## [Task description]
Retype each entry below, keeping every character the same.

Saved entries:
■ ■ ■ ■ ■
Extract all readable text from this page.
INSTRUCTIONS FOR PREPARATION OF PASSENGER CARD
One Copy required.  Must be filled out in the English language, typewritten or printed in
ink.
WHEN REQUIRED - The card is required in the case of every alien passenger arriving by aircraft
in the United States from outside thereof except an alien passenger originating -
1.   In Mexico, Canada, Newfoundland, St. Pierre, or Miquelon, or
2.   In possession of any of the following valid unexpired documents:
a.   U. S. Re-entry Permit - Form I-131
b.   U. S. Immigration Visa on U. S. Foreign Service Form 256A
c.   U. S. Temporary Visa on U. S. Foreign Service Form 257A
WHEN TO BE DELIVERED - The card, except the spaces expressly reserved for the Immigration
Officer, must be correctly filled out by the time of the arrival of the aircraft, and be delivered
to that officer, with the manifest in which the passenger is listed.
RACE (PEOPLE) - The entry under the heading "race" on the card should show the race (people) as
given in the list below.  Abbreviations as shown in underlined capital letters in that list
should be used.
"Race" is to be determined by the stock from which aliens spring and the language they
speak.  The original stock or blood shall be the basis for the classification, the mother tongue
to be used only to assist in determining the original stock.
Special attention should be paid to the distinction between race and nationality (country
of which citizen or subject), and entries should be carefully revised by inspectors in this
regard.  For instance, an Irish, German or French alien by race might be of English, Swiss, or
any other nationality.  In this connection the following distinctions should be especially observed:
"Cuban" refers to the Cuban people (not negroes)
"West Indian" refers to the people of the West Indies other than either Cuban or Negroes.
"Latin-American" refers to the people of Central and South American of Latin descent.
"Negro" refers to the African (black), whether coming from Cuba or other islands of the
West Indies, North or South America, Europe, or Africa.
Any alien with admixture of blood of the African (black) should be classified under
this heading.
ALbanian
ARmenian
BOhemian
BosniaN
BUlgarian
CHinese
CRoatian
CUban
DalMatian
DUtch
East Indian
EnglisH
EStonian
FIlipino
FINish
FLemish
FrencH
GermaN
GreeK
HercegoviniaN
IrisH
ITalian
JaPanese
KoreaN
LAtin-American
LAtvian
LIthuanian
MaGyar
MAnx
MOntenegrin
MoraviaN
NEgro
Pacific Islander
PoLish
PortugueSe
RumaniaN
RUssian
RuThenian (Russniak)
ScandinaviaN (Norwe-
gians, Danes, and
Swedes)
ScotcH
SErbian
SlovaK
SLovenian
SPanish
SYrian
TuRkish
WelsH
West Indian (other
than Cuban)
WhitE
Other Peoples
■ ■ ■ ■ ■
## [Answer to the exercise]
Extract all readable text from this page.
INSTRUCTIONS FOR PREPARATION OF PASSENGER CARD
One Copy required.  Must be filled out in the English language, typewritten or printed in
ink.
WHEN REQUIRED - The card is required in the case of every alien passenger arriving by aircraft
in the United States from outside thereof except an alien passenger originating -
1.   In Mexico, Canada, Newfoundland, St. Pierre, or Miquelon, or
2.   In possession of any of the following valid unexpired documents:
a.   U. S. Re-entry Permit - Form I-131
b.   U. S. Immigration Visa on U. S. Foreign Service Form 256A
c.   U. S. Temporary Visa on U. S. Foreign Service Form 257A
WHEN TO BE DELIVERED - The card, except the spaces expressly reserved for the Immigration
Officer, must be correctly filled out by the time of the arrival of the aircraft, and be delivered
to that officer, with the manifest in which the passenger is listed.
RACE (PEOPLE) - The entry under the heading "race" on the card should show the race (people) as
given in the list below.  Abbreviations as shown in underlined capital letters in that list
should be used.
"Race" is to be determined by the stock from which aliens spring and the language they
speak.  The original stock or blood shall be the basis for the classification, the mother tongue
to be used only to assist in determining the original stock.
Special attention should be paid to the distinction between race and nationality (country
of which citizen or subject), and entries should be carefully revised by inspectors in this
regard.  For instance, an Irish, German or French alien by race might be of English, Swiss, or
any other nationality.  In this connection the following distinctions should be especially observed:
"Cuban" refers to the Cuban people (not negroes)
"West Indian" refers to the people of the West Indies other than either Cuban or Negroes.
"Latin-American" refers to the people of Central and South American of Latin descent.
"Negro" refers to the African (black), whether coming from Cuba or other islands of the
West Indies, North or South America, Europe, or Africa.
Any alien with admixture of blood of the African (black) should be classified under
this heading.
ALbanian
ARmenian
BOhemian
BosniaN
BUlgarian
CHinese
CRoatian
CUban
DalMatian
DUtch
East Indian
EnglisH
EStonian
FIlipino
FINish
FLemish
FrencH
GermaN
GreeK
HercegoviniaN
IrisH
ITalian
JaPanese
KoreaN
LAtin-American
LAtvian
LIthuanian
MaGyar
MAnx
MOntenegrin
MoraviaN
NEgro
Pacific Islander
PoLish
PortugueSe
RumaniaN
RUssian
RuThenian (Russniak)
ScandinaviaN (Norwe-
gians, Danes, and
Swedes)
ScotcH
SErbian
SlovaK
SLovenian
SPanish
SYrian
TuRkish
WelsH
West Indian (other
than Cuban)
WhitE
Other Peoples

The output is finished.